* **Selected extract**:
_ _ _ _ _ _ _

Climate and Nutrition

How does climate variability influence food availability, nutrition and disease patterns in a drought-prone area in Ethiopia

Background: Climate variability includes all the variations in the climate that last longer than individual weather events. In contrast, climate change refers to those variations that persist for a more extended period, typically decades or more.

Our research views climate change and variability as stress multipliers to a range of known and unknown factors that indirectly or directly affect nutrition and health. Analysing relationships between temperature and precipitation based on knowledge of the aetiology of diseases might shed light on how much climate variability may influence future illness loads.

Adaptation refers to changes in processes, practices and structures to moderate potential damages or benefit from climate change opportunities, and our research aims to enhance our understanding of these processes and thus improve the livelihoods of people living in such areas.

The challenge of working in countries such as Ethiopia is the need for long-term data. We have collected data for almost a decade, and this group aims to acquire climate, nutrition and health data in the coming years. The links between climate, nutrition and health represent multidisciplinary science.

_ _ _ _ _ _ _

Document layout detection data
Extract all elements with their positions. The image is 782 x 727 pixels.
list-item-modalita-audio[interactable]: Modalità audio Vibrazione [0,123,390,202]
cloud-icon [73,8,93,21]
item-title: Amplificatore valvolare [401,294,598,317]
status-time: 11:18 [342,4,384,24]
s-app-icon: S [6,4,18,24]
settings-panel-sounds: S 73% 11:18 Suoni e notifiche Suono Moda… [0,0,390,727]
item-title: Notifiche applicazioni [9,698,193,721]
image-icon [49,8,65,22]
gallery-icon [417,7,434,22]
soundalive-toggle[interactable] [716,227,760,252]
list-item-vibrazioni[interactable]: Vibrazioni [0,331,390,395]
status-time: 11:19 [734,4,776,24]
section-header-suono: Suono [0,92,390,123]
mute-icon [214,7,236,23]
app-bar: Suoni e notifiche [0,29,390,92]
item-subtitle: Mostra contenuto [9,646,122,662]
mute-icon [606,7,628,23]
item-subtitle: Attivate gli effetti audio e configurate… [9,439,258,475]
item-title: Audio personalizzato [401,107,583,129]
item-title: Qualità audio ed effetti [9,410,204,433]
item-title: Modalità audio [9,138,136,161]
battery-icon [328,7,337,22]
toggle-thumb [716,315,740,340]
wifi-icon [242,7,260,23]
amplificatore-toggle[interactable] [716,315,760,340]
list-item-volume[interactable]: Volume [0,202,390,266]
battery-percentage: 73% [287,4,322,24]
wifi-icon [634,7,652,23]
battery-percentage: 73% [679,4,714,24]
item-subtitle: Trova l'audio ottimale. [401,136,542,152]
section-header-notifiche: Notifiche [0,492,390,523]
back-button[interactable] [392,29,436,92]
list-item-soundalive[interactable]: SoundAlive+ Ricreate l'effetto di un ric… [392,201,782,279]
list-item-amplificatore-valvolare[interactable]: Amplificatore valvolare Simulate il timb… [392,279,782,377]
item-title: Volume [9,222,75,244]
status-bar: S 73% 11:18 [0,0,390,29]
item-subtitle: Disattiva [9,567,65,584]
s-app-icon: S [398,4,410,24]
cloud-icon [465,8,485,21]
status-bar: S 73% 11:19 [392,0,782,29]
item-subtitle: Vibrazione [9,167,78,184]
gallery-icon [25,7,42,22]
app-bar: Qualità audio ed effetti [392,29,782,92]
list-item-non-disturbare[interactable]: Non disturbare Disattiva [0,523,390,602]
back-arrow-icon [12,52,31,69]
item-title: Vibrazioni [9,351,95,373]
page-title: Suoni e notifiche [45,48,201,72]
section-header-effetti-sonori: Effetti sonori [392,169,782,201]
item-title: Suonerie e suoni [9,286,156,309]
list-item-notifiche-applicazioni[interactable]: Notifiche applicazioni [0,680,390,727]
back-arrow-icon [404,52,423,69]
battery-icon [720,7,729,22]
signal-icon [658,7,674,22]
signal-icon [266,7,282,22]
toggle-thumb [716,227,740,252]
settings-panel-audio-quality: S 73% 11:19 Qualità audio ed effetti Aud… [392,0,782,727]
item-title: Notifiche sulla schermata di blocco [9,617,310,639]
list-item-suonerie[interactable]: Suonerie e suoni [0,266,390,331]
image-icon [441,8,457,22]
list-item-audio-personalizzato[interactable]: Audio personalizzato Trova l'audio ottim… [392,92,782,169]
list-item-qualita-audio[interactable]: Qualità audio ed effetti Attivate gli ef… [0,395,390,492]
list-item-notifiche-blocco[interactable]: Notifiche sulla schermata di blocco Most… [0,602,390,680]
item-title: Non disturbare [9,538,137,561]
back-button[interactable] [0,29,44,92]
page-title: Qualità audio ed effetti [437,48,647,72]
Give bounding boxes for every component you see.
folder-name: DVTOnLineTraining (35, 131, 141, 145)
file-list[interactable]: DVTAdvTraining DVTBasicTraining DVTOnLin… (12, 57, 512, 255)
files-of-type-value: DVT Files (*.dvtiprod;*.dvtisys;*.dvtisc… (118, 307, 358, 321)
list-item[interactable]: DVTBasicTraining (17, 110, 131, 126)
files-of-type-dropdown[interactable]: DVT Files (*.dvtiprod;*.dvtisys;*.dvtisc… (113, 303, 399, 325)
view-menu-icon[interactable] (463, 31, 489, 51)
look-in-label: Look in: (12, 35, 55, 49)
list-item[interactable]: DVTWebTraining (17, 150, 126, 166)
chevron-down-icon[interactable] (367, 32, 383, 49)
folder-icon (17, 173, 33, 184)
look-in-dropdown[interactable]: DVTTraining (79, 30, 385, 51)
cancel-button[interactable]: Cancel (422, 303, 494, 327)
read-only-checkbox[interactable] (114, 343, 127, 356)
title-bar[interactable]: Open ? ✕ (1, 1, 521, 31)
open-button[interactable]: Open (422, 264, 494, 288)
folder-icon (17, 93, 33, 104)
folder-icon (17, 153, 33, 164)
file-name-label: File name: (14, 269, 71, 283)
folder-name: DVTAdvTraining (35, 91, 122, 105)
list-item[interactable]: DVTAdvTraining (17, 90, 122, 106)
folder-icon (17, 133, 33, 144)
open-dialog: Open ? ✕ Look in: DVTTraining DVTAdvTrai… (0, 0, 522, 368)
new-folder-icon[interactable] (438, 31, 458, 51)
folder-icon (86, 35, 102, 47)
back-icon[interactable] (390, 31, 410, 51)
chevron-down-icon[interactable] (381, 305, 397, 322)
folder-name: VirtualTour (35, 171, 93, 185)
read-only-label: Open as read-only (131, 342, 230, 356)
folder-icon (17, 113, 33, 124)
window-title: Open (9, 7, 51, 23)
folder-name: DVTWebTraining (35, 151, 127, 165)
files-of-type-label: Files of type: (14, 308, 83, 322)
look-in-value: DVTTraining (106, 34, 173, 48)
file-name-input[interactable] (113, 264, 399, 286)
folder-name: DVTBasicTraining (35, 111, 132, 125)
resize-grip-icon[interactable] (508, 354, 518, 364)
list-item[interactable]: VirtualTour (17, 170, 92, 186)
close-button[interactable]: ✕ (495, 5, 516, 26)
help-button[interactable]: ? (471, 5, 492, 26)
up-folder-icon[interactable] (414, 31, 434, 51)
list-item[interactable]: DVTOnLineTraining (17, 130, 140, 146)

_ _ _ _ _ _ _

* **Task to complete**:
Extend the text on climate and nutrition in drought-prone Ethiopia, starting after its final sentence.

* **Answer box**:
Malnutrition is a challenge to the health and productivity of populations and is viewed as one of the five main adverse health impacts of climate change. Although much is known about the association between climate variations, food production, nutrition and health, few studies have used primary data to investigate the impact on nutrition and health that can be attributed to climate or weather variability. We, therefore, need to figure out how data from long-term, environmental and climate information, nutritional, socioeconomic, health, and demographic information can validate causal links, quantify impacts, and make reliable predictions that can guide evidence-based interventions in the future.

One particular focus is on rural women. They are involved in different activities throughout the year, and household food insecurity, dietary diversity, food frequency, and their health status and nutrition determine their activity level.  On the other hand, nutritional status affects work capacity and health. Improving women’s working capacity will help ensure food availability in the house and improve the nutritional status of the household.

Another focus of our research is on child growth. The conventional indices (attained growth), including stunting, wasting and underweight, are widely used references of child growth and show cumulative effects of all events in the past. Although these growth references are essential indicators of nutritional status, one cannot take timely corrective action before the occurrence of undernutrition. Growth velocity measures such as height and weight velocity can be a more valuable tool for the early identification of growth faltering and detecting subtle changes related to nutrition inadequacy and infection.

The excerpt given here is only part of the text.